#### Task instructions:
Pick out the lines in the listing below that contain the word "JSON" and copy them.

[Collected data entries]
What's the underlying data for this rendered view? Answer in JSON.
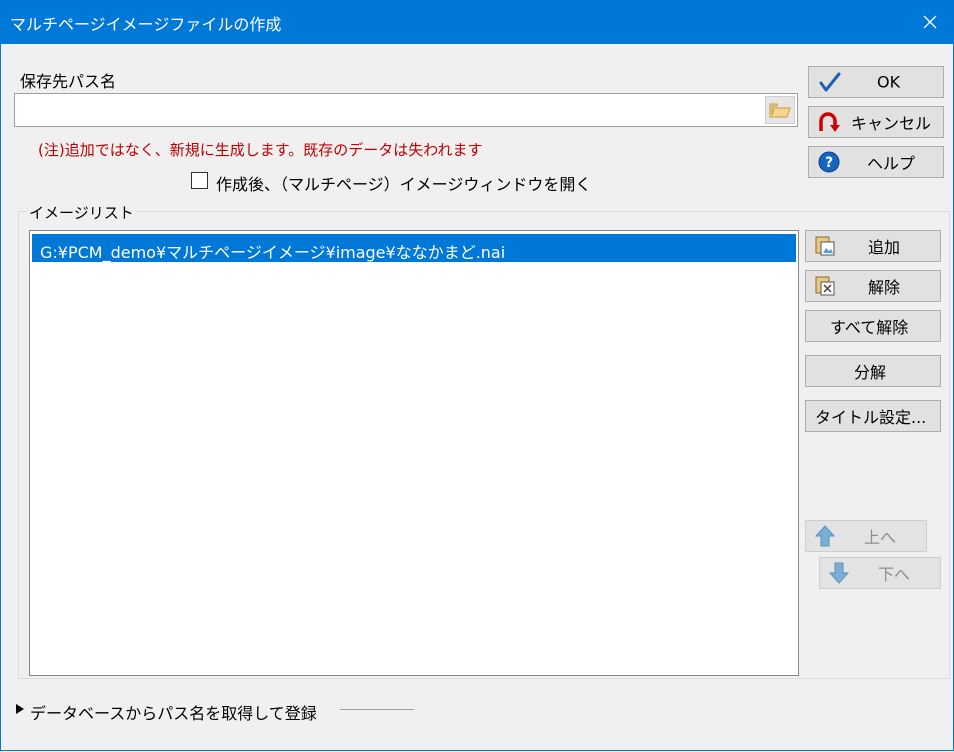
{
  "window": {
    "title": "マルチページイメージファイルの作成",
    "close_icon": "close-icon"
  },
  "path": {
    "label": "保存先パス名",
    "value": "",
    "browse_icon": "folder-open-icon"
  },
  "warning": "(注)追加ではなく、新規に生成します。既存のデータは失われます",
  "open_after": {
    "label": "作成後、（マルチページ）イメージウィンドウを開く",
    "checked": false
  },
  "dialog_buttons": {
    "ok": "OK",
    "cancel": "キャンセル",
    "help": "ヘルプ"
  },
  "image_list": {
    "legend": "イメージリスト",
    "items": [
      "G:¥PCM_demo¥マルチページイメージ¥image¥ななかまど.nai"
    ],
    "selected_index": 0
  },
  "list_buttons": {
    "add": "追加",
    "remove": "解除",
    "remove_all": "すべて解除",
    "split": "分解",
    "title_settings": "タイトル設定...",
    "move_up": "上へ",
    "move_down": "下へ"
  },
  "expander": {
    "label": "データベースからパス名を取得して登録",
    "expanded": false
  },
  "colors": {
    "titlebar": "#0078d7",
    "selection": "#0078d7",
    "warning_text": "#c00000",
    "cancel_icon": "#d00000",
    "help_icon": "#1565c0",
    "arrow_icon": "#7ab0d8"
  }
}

* * *

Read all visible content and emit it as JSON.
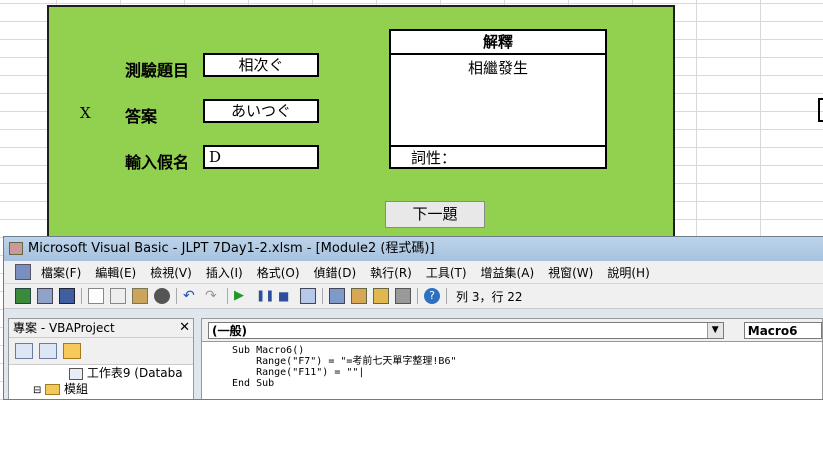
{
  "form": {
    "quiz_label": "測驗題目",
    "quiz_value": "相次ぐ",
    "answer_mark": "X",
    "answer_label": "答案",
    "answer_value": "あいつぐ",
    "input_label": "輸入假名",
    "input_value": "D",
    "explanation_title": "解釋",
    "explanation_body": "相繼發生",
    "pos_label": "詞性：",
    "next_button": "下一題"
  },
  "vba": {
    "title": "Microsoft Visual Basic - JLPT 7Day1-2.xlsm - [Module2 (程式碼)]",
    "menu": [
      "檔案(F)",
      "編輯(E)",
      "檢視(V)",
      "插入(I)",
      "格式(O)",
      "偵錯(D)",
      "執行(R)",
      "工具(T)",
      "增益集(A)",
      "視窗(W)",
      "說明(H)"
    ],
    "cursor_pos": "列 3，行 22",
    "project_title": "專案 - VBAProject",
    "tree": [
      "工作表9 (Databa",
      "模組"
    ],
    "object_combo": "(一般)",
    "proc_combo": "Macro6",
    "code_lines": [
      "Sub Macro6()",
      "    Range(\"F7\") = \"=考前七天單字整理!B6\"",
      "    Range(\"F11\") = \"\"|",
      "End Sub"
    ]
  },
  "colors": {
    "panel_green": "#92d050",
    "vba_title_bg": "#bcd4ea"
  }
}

#### Task solution:
What's the underlying data for this rendered view? Answer in JSON.
Read all visible content and emit it as JSON.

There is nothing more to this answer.